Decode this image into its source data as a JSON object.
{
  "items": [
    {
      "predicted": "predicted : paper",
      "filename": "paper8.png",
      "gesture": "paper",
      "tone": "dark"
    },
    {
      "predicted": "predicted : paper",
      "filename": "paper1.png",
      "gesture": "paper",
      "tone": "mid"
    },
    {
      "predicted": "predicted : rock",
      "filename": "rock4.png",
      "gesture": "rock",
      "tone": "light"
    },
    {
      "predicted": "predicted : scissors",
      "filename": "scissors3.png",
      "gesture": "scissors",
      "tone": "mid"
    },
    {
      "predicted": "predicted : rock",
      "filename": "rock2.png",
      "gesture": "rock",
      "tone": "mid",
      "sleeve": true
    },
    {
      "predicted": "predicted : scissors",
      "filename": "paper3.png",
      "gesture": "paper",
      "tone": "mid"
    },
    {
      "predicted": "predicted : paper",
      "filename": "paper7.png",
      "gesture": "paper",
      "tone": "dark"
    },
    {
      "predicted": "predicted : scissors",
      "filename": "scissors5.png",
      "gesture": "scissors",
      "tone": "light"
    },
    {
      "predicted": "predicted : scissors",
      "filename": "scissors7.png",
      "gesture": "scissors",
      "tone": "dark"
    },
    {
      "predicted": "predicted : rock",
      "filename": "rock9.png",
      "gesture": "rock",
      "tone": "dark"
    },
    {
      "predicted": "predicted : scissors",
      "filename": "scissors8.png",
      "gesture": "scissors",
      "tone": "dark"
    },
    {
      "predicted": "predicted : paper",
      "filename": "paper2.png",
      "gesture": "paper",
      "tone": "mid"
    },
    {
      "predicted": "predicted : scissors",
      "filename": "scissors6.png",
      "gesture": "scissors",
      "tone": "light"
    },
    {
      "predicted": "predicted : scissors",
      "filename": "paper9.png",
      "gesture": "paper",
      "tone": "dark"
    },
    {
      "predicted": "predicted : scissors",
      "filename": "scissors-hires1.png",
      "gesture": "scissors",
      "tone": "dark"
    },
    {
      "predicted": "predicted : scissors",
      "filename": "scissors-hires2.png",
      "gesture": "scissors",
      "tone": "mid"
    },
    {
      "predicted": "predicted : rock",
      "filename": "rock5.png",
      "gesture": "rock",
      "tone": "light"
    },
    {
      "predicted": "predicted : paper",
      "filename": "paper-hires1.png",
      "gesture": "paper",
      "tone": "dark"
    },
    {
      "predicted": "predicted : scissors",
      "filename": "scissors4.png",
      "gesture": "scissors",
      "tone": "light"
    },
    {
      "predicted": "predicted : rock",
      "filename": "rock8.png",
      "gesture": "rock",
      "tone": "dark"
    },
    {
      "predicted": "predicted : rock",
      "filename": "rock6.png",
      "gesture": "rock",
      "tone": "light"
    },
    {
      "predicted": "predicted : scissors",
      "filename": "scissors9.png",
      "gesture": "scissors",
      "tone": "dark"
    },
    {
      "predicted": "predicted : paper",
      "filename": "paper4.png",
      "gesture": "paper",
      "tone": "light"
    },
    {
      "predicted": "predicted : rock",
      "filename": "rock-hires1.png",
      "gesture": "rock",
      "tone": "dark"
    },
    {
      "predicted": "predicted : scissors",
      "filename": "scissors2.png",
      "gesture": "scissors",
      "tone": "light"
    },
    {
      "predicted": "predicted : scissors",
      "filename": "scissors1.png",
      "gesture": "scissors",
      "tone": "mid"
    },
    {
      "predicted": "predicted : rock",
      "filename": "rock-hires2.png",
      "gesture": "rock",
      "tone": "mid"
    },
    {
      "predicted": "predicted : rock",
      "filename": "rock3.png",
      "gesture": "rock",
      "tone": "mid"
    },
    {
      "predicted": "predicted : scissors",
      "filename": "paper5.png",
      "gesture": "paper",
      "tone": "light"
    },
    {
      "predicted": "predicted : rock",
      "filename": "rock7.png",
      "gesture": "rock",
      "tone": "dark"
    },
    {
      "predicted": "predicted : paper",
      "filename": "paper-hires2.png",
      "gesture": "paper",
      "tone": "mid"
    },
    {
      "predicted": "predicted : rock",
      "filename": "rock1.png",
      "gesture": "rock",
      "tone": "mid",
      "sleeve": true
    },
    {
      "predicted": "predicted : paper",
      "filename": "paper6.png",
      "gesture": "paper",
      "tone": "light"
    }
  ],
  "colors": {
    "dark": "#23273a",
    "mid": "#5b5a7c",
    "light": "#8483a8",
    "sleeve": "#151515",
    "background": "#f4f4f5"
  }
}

========

Reproduce all of the entries word for word.

● **Correct result**
Decode this image into its source data as a JSON object.
{
  "items": [
    {
      "predicted": "predicted : paper",
      "filename": "paper8.png",
      "gesture": "paper",
      "tone": "dark"
    },
    {
      "predicted": "predicted : paper",
      "filename": "paper1.png",
      "gesture": "paper",
      "tone": "mid"
    },
    {
      "predicted": "predicted : rock",
      "filename": "rock4.png",
      "gesture": "rock",
      "tone": "light"
    },
    {
      "predicted": "predicted : scissors",
      "filename": "scissors3.png",
      "gesture": "scissors",
      "tone": "mid"
    },
    {
      "predicted": "predicted : rock",
      "filename": "rock2.png",
      "gesture": "rock",
      "tone": "mid",
      "sleeve": true
    },
    {
      "predicted": "predicted : scissors",
      "filename": "paper3.png",
      "gesture": "paper",
      "tone": "mid"
    },
    {
      "predicted": "predicted : paper",
      "filename": "paper7.png",
      "gesture": "paper",
      "tone": "dark"
    },
    {
      "predicted": "predicted : scissors",
      "filename": "scissors5.png",
      "gesture": "scissors",
      "tone": "light"
    },
    {
      "predicted": "predicted : scissors",
      "filename": "scissors7.png",
      "gesture": "scissors",
      "tone": "dark"
    },
    {
      "predicted": "predicted : rock",
      "filename": "rock9.png",
      "gesture": "rock",
      "tone": "dark"
    },
    {
      "predicted": "predicted : scissors",
      "filename": "scissors8.png",
      "gesture": "scissors",
      "tone": "dark"
    },
    {
      "predicted": "predicted : paper",
      "filename": "paper2.png",
      "gesture": "paper",
      "tone": "mid"
    },
    {
      "predicted": "predicted : scissors",
      "filename": "scissors6.png",
      "gesture": "scissors",
      "tone": "light"
    },
    {
      "predicted": "predicted : scissors",
      "filename": "paper9.png",
      "gesture": "paper",
      "tone": "dark"
    },
    {
      "predicted": "predicted : scissors",
      "filename": "scissors-hires1.png",
      "gesture": "scissors",
      "tone": "dark"
    },
    {
      "predicted": "predicted : scissors",
      "filename": "scissors-hires2.png",
      "gesture": "scissors",
      "tone": "mid"
    },
    {
      "predicted": "predicted : rock",
      "filename": "rock5.png",
      "gesture": "rock",
      "tone": "light"
    },
    {
      "predicted": "predicted : paper",
      "filename": "paper-hires1.png",
      "gesture": "paper",
      "tone": "dark"
    },
    {
      "predicted": "predicted : scissors",
      "filename": "scissors4.png",
      "gesture": "scissors",
      "tone": "light"
    },
    {
      "predicted": "predicted : rock",
      "filename": "rock8.png",
      "gesture": "rock",
      "tone": "dark"
    },
    {
      "predicted": "predicted : rock",
      "filename": "rock6.png",
      "gesture": "rock",
      "tone": "light"
    },
    {
      "predicted": "predicted : scissors",
      "filename": "scissors9.png",
      "gesture": "scissors",
      "tone": "dark"
    },
    {
      "predicted": "predicted : paper",
      "filename": "paper4.png",
      "gesture": "paper",
      "tone": "light"
    },
    {
      "predicted": "predicted : rock",
      "filename": "rock-hires1.png",
      "gesture": "rock",
      "tone": "dark"
    },
    {
      "predicted": "predicted : scissors",
      "filename": "scissors2.png",
      "gesture": "scissors",
      "tone": "light"
    },
    {
      "predicted": "predicted : scissors",
      "filename": "scissors1.png",
      "gesture": "scissors",
      "tone": "mid"
    },
    {
      "predicted": "predicted : rock",
      "filename": "rock-hires2.png",
      "gesture": "rock",
      "tone": "mid"
    },
    {
      "predicted": "predicted : rock",
      "filename": "rock3.png",
      "gesture": "rock",
      "tone": "mid"
    },
    {
      "predicted": "predicted : scissors",
      "filename": "paper5.png",
      "gesture": "paper",
      "tone": "light"
    },
    {
      "predicted": "predicted : rock",
      "filename": "rock7.png",
      "gesture": "rock",
      "tone": "dark"
    },
    {
      "predicted": "predicted : paper",
      "filename": "paper-hires2.png",
      "gesture": "paper",
      "tone": "mid"
    },
    {
      "predicted": "predicted : rock",
      "filename": "rock1.png",
      "gesture": "rock",
      "tone": "mid",
      "sleeve": true
    },
    {
      "predicted": "predicted : paper",
      "filename": "paper6.png",
      "gesture": "paper",
      "tone": "light"
    }
  ],
  "colors": {
    "dark": "#23273a",
    "mid": "#5b5a7c",
    "light": "#8483a8",
    "sleeve": "#151515",
    "background": "#f4f4f5"
  }
}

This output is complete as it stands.